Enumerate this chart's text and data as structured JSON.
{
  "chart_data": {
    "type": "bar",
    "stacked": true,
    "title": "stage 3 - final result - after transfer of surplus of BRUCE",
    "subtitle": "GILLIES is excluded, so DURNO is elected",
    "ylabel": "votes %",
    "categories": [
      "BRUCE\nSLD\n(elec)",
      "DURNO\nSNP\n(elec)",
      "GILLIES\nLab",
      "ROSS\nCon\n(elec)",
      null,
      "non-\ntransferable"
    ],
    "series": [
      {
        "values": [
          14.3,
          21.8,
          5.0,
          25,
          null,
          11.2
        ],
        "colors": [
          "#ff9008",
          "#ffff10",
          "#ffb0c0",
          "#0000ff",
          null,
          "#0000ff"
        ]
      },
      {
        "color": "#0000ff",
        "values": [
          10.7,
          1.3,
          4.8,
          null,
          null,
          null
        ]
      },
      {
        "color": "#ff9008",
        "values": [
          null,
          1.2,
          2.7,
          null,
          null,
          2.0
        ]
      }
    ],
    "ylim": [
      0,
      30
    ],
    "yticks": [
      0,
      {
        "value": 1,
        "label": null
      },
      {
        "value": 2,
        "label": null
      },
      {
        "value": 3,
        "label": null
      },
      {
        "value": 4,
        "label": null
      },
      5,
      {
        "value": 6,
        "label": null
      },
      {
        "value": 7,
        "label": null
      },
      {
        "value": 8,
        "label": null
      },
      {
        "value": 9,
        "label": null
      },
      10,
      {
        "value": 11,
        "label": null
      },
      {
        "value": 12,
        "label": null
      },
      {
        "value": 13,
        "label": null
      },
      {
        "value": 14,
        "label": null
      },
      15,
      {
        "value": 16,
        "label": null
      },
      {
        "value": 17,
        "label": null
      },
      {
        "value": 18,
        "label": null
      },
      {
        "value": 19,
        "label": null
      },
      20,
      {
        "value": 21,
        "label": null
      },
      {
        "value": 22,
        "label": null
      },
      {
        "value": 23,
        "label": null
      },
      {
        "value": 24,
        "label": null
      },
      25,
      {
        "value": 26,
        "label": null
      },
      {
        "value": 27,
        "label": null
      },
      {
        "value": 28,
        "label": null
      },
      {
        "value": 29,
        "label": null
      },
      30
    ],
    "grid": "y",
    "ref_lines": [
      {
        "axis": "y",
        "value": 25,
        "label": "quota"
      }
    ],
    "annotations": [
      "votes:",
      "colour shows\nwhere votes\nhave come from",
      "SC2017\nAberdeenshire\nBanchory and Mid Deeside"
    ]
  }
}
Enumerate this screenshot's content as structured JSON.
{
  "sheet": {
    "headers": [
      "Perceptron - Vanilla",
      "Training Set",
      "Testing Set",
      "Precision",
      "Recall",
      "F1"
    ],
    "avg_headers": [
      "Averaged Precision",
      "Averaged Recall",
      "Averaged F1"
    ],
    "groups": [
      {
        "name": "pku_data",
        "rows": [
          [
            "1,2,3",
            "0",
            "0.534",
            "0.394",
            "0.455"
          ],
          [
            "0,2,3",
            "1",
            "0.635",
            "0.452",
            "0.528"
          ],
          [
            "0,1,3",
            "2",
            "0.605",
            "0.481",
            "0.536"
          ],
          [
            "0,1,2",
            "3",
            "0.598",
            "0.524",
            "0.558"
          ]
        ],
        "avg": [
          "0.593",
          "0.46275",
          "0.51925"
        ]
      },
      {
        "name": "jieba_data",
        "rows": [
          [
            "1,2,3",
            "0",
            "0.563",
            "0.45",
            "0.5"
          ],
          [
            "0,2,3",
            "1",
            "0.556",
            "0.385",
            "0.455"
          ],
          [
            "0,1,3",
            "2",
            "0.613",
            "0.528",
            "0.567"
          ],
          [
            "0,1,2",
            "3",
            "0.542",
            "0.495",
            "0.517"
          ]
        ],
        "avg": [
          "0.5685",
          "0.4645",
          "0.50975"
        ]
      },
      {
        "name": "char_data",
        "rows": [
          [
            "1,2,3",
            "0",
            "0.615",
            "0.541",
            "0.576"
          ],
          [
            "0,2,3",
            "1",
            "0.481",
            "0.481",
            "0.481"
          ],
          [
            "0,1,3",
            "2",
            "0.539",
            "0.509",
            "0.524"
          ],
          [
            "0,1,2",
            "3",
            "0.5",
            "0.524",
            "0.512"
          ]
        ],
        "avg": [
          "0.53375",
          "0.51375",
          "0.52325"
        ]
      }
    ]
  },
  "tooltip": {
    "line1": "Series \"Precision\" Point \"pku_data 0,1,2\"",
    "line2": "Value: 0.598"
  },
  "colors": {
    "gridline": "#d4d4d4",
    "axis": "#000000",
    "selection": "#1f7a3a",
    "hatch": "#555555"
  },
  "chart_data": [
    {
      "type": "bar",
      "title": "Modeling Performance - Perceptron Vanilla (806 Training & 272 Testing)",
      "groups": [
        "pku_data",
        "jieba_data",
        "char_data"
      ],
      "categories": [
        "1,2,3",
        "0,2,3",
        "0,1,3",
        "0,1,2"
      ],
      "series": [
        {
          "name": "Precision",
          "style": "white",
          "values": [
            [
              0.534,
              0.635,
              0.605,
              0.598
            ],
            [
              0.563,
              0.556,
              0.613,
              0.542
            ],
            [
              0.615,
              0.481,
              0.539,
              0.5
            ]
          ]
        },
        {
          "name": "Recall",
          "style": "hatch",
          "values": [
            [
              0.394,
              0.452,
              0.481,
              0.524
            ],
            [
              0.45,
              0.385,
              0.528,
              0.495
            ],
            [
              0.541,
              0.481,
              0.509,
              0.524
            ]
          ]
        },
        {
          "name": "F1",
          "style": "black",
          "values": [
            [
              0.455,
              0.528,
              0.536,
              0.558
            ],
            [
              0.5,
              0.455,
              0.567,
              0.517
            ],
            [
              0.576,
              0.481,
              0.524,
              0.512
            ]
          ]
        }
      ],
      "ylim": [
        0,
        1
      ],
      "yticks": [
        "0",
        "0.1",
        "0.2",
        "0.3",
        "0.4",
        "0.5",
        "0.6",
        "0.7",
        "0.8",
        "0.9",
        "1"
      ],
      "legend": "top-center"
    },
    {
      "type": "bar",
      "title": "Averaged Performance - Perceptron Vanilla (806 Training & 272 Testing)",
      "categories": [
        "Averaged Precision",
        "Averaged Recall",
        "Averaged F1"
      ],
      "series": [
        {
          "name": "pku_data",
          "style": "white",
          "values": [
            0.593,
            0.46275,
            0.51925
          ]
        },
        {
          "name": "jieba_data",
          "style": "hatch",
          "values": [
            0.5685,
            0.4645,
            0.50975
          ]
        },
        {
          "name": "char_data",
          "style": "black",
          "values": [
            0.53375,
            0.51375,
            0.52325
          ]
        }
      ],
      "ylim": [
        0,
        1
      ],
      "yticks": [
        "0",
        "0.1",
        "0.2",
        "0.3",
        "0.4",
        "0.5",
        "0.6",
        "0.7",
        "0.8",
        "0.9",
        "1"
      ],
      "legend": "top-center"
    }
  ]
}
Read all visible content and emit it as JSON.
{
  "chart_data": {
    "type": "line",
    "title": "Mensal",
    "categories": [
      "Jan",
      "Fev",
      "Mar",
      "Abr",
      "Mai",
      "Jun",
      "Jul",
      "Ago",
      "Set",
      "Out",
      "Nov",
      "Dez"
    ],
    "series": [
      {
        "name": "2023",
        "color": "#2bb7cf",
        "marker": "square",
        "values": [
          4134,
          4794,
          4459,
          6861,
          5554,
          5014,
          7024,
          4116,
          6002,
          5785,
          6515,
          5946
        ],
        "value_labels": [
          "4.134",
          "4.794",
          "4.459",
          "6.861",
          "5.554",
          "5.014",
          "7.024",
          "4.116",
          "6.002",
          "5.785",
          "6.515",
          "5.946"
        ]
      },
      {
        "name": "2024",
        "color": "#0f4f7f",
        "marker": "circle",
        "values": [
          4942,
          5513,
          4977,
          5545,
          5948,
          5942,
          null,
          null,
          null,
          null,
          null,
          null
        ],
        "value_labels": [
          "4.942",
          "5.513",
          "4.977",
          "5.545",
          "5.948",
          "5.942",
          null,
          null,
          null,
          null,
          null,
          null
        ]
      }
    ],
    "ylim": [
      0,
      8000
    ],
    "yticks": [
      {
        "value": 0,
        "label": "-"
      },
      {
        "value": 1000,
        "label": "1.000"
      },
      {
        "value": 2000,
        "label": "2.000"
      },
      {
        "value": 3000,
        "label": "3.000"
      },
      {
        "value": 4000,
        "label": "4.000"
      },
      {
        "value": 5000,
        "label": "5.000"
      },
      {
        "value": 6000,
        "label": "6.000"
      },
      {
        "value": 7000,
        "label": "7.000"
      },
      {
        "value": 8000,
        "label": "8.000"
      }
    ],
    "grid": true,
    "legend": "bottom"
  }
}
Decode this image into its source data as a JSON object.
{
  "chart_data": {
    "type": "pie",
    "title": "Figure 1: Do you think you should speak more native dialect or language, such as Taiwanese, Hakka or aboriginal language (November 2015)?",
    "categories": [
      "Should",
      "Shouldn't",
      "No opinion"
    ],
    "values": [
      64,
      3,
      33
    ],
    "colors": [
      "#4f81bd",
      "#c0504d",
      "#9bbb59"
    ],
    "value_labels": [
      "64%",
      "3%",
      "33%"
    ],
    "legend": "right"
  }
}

# # # # #

Given task:
Report how many lines of the entries hold the string "Performance". Provide the number alone.

Task output:
2